§ **SHORT TASK**
Output the entries below exactly as written, omitting pictures.

§ **RAW DATA**
==*==
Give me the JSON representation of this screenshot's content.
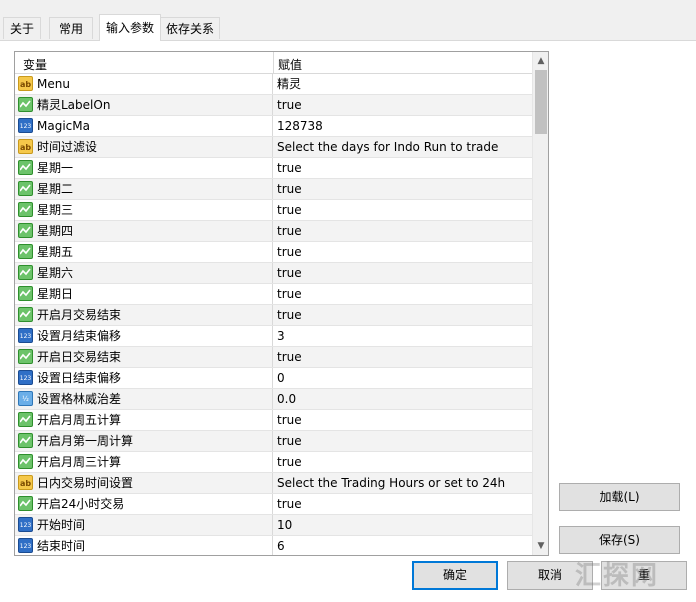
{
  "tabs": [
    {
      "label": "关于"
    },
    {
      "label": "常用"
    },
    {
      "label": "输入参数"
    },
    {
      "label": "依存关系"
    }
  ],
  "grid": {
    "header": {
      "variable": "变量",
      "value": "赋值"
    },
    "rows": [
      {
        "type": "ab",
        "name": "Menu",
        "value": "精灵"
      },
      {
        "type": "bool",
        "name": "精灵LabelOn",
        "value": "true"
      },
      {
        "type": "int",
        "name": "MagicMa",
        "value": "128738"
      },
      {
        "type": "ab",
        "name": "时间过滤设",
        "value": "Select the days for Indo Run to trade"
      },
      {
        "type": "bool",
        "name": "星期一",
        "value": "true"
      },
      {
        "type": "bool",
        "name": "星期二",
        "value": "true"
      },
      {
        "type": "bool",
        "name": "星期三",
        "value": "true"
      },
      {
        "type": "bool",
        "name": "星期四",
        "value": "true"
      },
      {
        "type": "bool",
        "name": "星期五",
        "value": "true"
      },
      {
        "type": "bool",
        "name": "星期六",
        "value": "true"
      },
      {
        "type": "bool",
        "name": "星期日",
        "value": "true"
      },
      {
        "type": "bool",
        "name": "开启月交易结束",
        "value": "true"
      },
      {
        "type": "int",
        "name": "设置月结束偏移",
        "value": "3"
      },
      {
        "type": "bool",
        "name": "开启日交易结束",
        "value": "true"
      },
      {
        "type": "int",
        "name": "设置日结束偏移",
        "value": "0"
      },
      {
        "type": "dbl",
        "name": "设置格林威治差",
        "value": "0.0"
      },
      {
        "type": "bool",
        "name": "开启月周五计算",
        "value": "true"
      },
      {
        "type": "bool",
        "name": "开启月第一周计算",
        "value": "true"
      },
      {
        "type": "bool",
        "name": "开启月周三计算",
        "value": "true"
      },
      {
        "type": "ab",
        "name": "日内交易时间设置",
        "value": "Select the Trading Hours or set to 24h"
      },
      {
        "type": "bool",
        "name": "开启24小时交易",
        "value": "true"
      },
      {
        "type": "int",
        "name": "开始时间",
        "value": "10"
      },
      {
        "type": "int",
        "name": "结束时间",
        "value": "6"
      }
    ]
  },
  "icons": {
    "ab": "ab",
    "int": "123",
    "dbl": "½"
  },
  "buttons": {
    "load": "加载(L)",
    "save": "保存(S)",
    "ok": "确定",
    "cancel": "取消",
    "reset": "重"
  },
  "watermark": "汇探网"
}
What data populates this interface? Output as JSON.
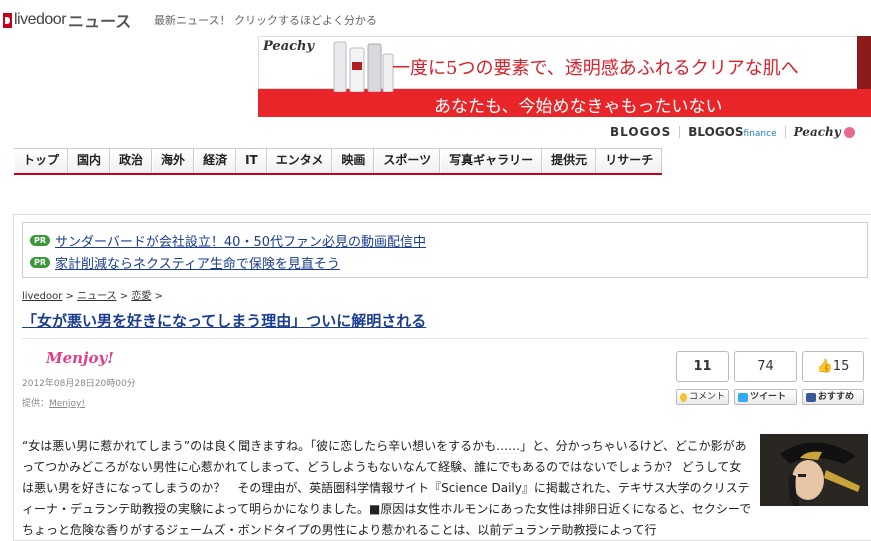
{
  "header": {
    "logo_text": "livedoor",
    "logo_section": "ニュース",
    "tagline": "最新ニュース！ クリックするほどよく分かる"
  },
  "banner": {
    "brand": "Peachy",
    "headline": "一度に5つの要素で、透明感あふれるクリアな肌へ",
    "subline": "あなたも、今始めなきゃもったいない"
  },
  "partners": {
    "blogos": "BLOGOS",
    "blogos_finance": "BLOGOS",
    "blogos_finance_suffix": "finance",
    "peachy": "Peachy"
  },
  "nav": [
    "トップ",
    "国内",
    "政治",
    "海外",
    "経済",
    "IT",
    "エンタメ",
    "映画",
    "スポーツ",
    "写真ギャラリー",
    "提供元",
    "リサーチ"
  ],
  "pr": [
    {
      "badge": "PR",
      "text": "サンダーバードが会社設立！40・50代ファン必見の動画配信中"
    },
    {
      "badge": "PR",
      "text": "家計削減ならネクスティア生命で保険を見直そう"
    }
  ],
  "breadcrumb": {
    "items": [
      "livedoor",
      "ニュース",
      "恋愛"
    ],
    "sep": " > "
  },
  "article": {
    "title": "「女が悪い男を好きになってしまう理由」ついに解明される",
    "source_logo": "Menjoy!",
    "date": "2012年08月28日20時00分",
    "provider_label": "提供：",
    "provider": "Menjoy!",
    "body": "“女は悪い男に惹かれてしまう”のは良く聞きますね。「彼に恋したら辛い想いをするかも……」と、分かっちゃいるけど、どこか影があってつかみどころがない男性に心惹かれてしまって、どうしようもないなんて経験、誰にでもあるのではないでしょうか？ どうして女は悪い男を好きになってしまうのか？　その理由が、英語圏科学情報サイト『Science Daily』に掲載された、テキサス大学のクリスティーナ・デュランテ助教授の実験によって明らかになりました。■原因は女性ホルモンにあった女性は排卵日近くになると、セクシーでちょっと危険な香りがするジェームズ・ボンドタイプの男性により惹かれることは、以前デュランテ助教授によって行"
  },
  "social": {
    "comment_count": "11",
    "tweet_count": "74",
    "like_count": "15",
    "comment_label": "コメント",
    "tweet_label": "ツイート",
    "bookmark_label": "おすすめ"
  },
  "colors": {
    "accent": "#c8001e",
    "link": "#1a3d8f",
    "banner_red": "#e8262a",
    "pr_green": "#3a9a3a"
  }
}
==*==
§ **FULL OUTPUT**
Give me the JSON representation of this screenshot's content.
{
  "tabs": [
    {
      "label": "关于"
    },
    {
      "label": "常用"
    },
    {
      "label": "输入参数"
    },
    {
      "label": "依存关系"
    }
  ],
  "grid": {
    "header": {
      "variable": "变量",
      "value": "赋值"
    },
    "rows": [
      {
        "type": "ab",
        "name": "Menu",
        "value": "精灵"
      },
      {
        "type": "bool",
        "name": "精灵LabelOn",
        "value": "true"
      },
      {
        "type": "int",
        "name": "MagicMa",
        "value": "128738"
      },
      {
        "type": "ab",
        "name": "时间过滤设",
        "value": "Select the days for Indo Run to trade"
      },
      {
        "type": "bool",
        "name": "星期一",
        "value": "true"
      },
      {
        "type": "bool",
        "name": "星期二",
        "value": "true"
      },
      {
        "type": "bool",
        "name": "星期三",
        "value": "true"
      },
      {
        "type": "bool",
        "name": "星期四",
        "value": "true"
      },
      {
        "type": "bool",
        "name": "星期五",
        "value": "true"
      },
      {
        "type": "bool",
        "name": "星期六",
        "value": "true"
      },
      {
        "type": "bool",
        "name": "星期日",
        "value": "true"
      },
      {
        "type": "bool",
        "name": "开启月交易结束",
        "value": "true"
      },
      {
        "type": "int",
        "name": "设置月结束偏移",
        "value": "3"
      },
      {
        "type": "bool",
        "name": "开启日交易结束",
        "value": "true"
      },
      {
        "type": "int",
        "name": "设置日结束偏移",
        "value": "0"
      },
      {
        "type": "dbl",
        "name": "设置格林威治差",
        "value": "0.0"
      },
      {
        "type": "bool",
        "name": "开启月周五计算",
        "value": "true"
      },
      {
        "type": "bool",
        "name": "开启月第一周计算",
        "value": "true"
      },
      {
        "type": "bool",
        "name": "开启月周三计算",
        "value": "true"
      },
      {
        "type": "ab",
        "name": "日内交易时间设置",
        "value": "Select the Trading Hours or set to 24h"
      },
      {
        "type": "bool",
        "name": "开启24小时交易",
        "value": "true"
      },
      {
        "type": "int",
        "name": "开始时间",
        "value": "10"
      },
      {
        "type": "int",
        "name": "结束时间",
        "value": "6"
      }
    ]
  },
  "icons": {
    "ab": "ab",
    "int": "123",
    "dbl": "½"
  },
  "buttons": {
    "load": "加载(L)",
    "save": "保存(S)",
    "ok": "确定",
    "cancel": "取消",
    "reset": "重"
  },
  "watermark": "汇探网"
}
What data populates this interface? Output as JSON.
{
  "header": {
    "logo_text": "livedoor",
    "logo_section": "ニュース",
    "tagline": "最新ニュース！ クリックするほどよく分かる"
  },
  "banner": {
    "brand": "Peachy",
    "headline": "一度に5つの要素で、透明感あふれるクリアな肌へ",
    "subline": "あなたも、今始めなきゃもったいない"
  },
  "partners": {
    "blogos": "BLOGOS",
    "blogos_finance": "BLOGOS",
    "blogos_finance_suffix": "finance",
    "peachy": "Peachy"
  },
  "nav": [
    "トップ",
    "国内",
    "政治",
    "海外",
    "経済",
    "IT",
    "エンタメ",
    "映画",
    "スポーツ",
    "写真ギャラリー",
    "提供元",
    "リサーチ"
  ],
  "pr": [
    {
      "badge": "PR",
      "text": "サンダーバードが会社設立！40・50代ファン必見の動画配信中"
    },
    {
      "badge": "PR",
      "text": "家計削減ならネクスティア生命で保険を見直そう"
    }
  ],
  "breadcrumb": {
    "items": [
      "livedoor",
      "ニュース",
      "恋愛"
    ],
    "sep": " > "
  },
  "article": {
    "title": "「女が悪い男を好きになってしまう理由」ついに解明される",
    "source_logo": "Menjoy!",
    "date": "2012年08月28日20時00分",
    "provider_label": "提供：",
    "provider": "Menjoy!",
    "body": "“女は悪い男に惹かれてしまう”のは良く聞きますね。「彼に恋したら辛い想いをするかも……」と、分かっちゃいるけど、どこか影があってつかみどころがない男性に心惹かれてしまって、どうしようもないなんて経験、誰にでもあるのではないでしょうか？ どうして女は悪い男を好きになってしまうのか？　その理由が、英語圏科学情報サイト『Science Daily』に掲載された、テキサス大学のクリスティーナ・デュランテ助教授の実験によって明らかになりました。■原因は女性ホルモンにあった女性は排卵日近くになると、セクシーでちょっと危険な香りがするジェームズ・ボンドタイプの男性により惹かれることは、以前デュランテ助教授によって行"
  },
  "social": {
    "comment_count": "11",
    "tweet_count": "74",
    "like_count": "15",
    "comment_label": "コメント",
    "tweet_label": "ツイート",
    "bookmark_label": "おすすめ"
  },
  "colors": {
    "accent": "#c8001e",
    "link": "#1a3d8f",
    "banner_red": "#e8262a",
    "pr_green": "#3a9a3a"
  }
}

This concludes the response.